Given request —
Extract the records in full, leaving every picture out.

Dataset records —
··········
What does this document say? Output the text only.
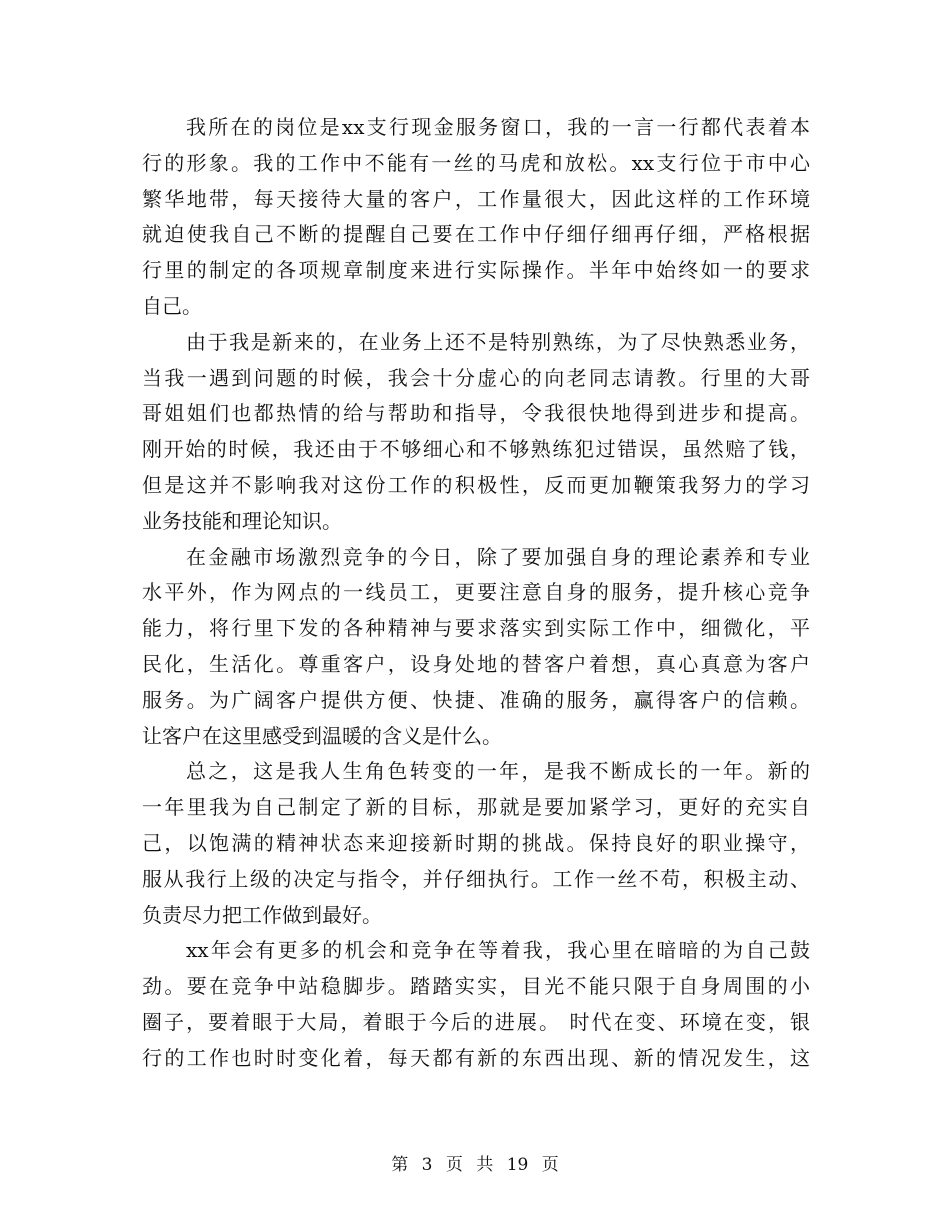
我所在的岗位是xx支行现金服务窗口，我的一言一行都代表着本
行的形象。我的工作中不能有一丝的马虎和放松。xx支行位于市中心
繁华地带，每天接待大量的客户，工作量很大，因此这样的工作环境
就迫使我自己不断的提醒自己要在工作中仔细仔细再仔细，严格根据
行里的制定的各项规章制度来进行实际操作。半年中始终如一的要求
自己。
由于我是新来的，在业务上还不是特别熟练，为了尽快熟悉业务，
当我一遇到问题的时候，我会十分虚心的向老同志请教。行里的大哥
哥姐姐们也都热情的给与帮助和指导，令我很快地得到进步和提高。
刚开始的时候，我还由于不够细心和不够熟练犯过错误，虽然赔了钱，
但是这并不影响我对这份工作的积极性，反而更加鞭策我努力的学习
业务技能和理论知识。
在金融市场激烈竞争的今日，除了要加强自身的理论素养和专业
水平外，作为网点的一线员工，更要注意自身的服务，提升核心竞争
能力，将行里下发的各种精神与要求落实到实际工作中，细微化，平
民化，生活化。尊重客户，设身处地的替客户着想，真心真意为客户
服务。为广阔客户提供方便、快捷、准确的服务，赢得客户的信赖。
让客户在这里感受到温暖的含义是什么。
总之，这是我人生角色转变的一年，是我不断成长的一年。新的
一年里我为自己制定了新的目标，那就是要加紧学习，更好的充实自
己，以饱满的精神状态来迎接新时期的挑战。保持良好的职业操守，
服从我行上级的决定与指令，并仔细执行。工作一丝不苟，积极主动、
负责尽力把工作做到最好。
xx年会有更多的机会和竞争在等着我，我心里在暗暗的为自己鼓
劲。要在竞争中站稳脚步。踏踏实实，目光不能只限于自身周围的小
圈子，要着眼于大局，着眼于今后的进展。 时代在变、环境在变，银
行的工作也时时变化着，每天都有新的东西出现、新的情况发生，这
第 3 页 共 19 页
··········
In response —
What does this document say? Output the text only.
我所在的岗位是xx支行现金服务窗口，我的一言一行都代表着本
行的形象。我的工作中不能有一丝的马虎和放松。xx支行位于市中心
繁华地带，每天接待大量的客户，工作量很大，因此这样的工作环境
就迫使我自己不断的提醒自己要在工作中仔细仔细再仔细，严格根据
行里的制定的各项规章制度来进行实际操作。半年中始终如一的要求
自己。
由于我是新来的，在业务上还不是特别熟练，为了尽快熟悉业务，
当我一遇到问题的时候，我会十分虚心的向老同志请教。行里的大哥
哥姐姐们也都热情的给与帮助和指导，令我很快地得到进步和提高。
刚开始的时候，我还由于不够细心和不够熟练犯过错误，虽然赔了钱，
但是这并不影响我对这份工作的积极性，反而更加鞭策我努力的学习
业务技能和理论知识。
在金融市场激烈竞争的今日，除了要加强自身的理论素养和专业
水平外，作为网点的一线员工，更要注意自身的服务，提升核心竞争
能力，将行里下发的各种精神与要求落实到实际工作中，细微化，平
民化，生活化。尊重客户，设身处地的替客户着想，真心真意为客户
服务。为广阔客户提供方便、快捷、准确的服务，赢得客户的信赖。
让客户在这里感受到温暖的含义是什么。
总之，这是我人生角色转变的一年，是我不断成长的一年。新的
一年里我为自己制定了新的目标，那就是要加紧学习，更好的充实自
己，以饱满的精神状态来迎接新时期的挑战。保持良好的职业操守，
服从我行上级的决定与指令，并仔细执行。工作一丝不苟，积极主动、
负责尽力把工作做到最好。
xx年会有更多的机会和竞争在等着我，我心里在暗暗的为自己鼓
劲。要在竞争中站稳脚步。踏踏实实，目光不能只限于自身周围的小
圈子，要着眼于大局，着眼于今后的进展。 时代在变、环境在变，银
行的工作也时时变化着，每天都有新的东西出现、新的情况发生，这
第 3 页 共 19 页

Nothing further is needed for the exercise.